## Given instruction
Look for the string "color" in the lines and copy each line that has it.

(Excerpts from a figure dataset)
....

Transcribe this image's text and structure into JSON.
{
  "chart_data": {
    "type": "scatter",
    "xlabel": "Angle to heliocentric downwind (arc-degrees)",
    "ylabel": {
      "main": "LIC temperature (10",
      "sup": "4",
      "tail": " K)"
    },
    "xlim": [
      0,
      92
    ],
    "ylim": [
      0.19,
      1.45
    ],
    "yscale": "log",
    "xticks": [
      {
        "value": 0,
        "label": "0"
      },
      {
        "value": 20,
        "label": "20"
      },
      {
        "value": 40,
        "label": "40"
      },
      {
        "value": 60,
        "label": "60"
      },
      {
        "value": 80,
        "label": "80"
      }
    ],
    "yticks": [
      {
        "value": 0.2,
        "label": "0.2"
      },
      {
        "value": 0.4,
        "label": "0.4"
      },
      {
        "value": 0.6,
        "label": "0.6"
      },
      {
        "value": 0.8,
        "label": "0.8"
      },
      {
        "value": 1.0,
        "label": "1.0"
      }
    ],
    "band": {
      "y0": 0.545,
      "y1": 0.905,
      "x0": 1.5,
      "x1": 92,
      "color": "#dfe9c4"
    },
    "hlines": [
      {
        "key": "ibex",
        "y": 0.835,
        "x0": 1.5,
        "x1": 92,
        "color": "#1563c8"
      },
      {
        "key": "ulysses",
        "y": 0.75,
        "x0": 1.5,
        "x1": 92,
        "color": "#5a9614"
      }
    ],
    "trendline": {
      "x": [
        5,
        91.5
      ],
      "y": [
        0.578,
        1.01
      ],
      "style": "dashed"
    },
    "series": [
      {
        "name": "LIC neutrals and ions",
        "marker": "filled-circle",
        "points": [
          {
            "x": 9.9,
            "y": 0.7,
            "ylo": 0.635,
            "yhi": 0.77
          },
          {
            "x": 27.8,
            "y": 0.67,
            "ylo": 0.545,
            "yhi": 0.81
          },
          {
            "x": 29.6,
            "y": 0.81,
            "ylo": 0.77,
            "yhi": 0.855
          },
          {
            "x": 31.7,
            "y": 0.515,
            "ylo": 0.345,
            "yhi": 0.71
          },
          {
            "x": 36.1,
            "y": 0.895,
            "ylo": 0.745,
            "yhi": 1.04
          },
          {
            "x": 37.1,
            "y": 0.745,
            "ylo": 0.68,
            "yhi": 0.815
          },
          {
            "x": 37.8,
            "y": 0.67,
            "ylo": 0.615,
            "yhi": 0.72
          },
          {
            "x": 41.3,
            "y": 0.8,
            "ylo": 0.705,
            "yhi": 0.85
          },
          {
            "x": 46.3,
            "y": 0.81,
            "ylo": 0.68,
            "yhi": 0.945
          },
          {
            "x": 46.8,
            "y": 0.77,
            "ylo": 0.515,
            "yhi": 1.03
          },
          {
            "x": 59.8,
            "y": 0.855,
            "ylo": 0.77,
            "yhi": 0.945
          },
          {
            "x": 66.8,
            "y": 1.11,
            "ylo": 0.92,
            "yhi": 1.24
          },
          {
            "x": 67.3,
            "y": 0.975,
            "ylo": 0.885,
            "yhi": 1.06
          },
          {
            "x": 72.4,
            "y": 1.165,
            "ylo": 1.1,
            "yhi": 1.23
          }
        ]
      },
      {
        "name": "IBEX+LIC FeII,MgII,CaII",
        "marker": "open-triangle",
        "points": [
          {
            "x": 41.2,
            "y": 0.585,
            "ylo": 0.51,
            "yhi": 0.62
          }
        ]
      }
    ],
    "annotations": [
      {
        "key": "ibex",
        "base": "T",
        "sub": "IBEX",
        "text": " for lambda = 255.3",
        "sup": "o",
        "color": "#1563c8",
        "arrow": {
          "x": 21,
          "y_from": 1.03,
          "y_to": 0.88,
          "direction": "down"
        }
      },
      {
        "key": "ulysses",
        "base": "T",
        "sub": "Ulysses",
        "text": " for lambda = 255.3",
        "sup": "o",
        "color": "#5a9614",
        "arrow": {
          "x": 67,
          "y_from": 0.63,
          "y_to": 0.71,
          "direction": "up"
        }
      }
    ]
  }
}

....

## Final result
      "color": "#dfe9c4"
        "color": "#1563c8"
        "color": "#5a9614"
        "color": "#1563c8",
        "color": "#5a9614",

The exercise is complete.